Problem requirements
In the records below, find each line with the word "color" and copy it.

Records for this exercise
┌──
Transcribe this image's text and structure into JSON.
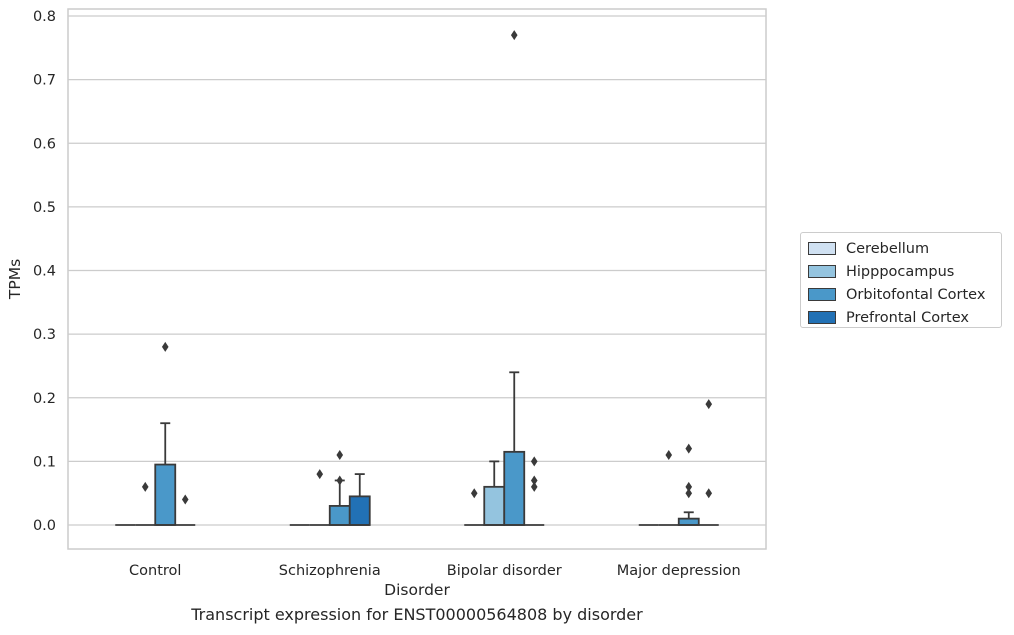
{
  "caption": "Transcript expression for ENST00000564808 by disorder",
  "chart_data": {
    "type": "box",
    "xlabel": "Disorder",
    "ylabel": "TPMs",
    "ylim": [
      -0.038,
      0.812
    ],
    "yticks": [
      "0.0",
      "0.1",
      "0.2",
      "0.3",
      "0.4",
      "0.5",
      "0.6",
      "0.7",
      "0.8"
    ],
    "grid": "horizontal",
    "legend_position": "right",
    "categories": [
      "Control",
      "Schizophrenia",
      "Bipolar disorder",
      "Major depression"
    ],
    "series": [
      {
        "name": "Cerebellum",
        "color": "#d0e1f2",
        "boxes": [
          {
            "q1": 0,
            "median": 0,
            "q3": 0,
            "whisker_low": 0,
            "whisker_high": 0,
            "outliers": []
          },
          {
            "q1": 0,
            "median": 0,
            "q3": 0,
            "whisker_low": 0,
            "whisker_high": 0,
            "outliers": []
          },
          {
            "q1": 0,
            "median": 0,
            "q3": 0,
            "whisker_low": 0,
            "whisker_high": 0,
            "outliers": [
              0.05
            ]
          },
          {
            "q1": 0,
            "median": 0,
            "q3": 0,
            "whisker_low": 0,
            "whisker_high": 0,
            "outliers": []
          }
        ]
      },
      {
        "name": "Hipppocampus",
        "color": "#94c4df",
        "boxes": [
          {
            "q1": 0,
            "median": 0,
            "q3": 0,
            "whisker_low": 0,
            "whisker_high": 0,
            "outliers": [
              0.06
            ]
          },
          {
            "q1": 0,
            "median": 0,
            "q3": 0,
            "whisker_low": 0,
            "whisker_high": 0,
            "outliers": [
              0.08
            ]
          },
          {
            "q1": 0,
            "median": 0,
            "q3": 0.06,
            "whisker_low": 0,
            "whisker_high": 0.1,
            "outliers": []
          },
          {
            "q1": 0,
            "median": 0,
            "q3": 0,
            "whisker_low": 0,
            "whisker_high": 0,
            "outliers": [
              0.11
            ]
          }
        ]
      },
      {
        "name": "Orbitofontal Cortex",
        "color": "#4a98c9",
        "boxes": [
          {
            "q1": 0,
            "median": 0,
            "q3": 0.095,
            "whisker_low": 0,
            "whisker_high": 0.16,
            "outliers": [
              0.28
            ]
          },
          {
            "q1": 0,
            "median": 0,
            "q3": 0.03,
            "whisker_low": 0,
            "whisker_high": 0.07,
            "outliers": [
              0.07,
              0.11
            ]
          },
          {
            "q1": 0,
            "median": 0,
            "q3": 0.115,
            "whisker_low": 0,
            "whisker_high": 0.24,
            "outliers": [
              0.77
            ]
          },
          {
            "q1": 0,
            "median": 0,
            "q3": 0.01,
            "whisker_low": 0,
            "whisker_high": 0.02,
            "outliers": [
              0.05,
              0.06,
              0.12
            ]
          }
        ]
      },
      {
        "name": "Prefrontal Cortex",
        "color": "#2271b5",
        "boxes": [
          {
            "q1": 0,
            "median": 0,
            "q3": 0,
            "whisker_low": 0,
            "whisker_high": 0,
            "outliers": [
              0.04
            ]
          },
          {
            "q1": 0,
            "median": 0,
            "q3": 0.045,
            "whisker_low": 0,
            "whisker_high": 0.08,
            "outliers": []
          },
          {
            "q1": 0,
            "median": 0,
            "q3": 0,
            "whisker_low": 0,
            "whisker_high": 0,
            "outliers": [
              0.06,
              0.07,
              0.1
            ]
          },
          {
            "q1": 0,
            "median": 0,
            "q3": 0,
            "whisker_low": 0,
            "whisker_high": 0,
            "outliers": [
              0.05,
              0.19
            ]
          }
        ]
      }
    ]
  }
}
└──
Expected answer
        "color": "#d0e1f2",
        "color": "#94c4df",
        "color": "#4a98c9",
        "color": "#2271b5",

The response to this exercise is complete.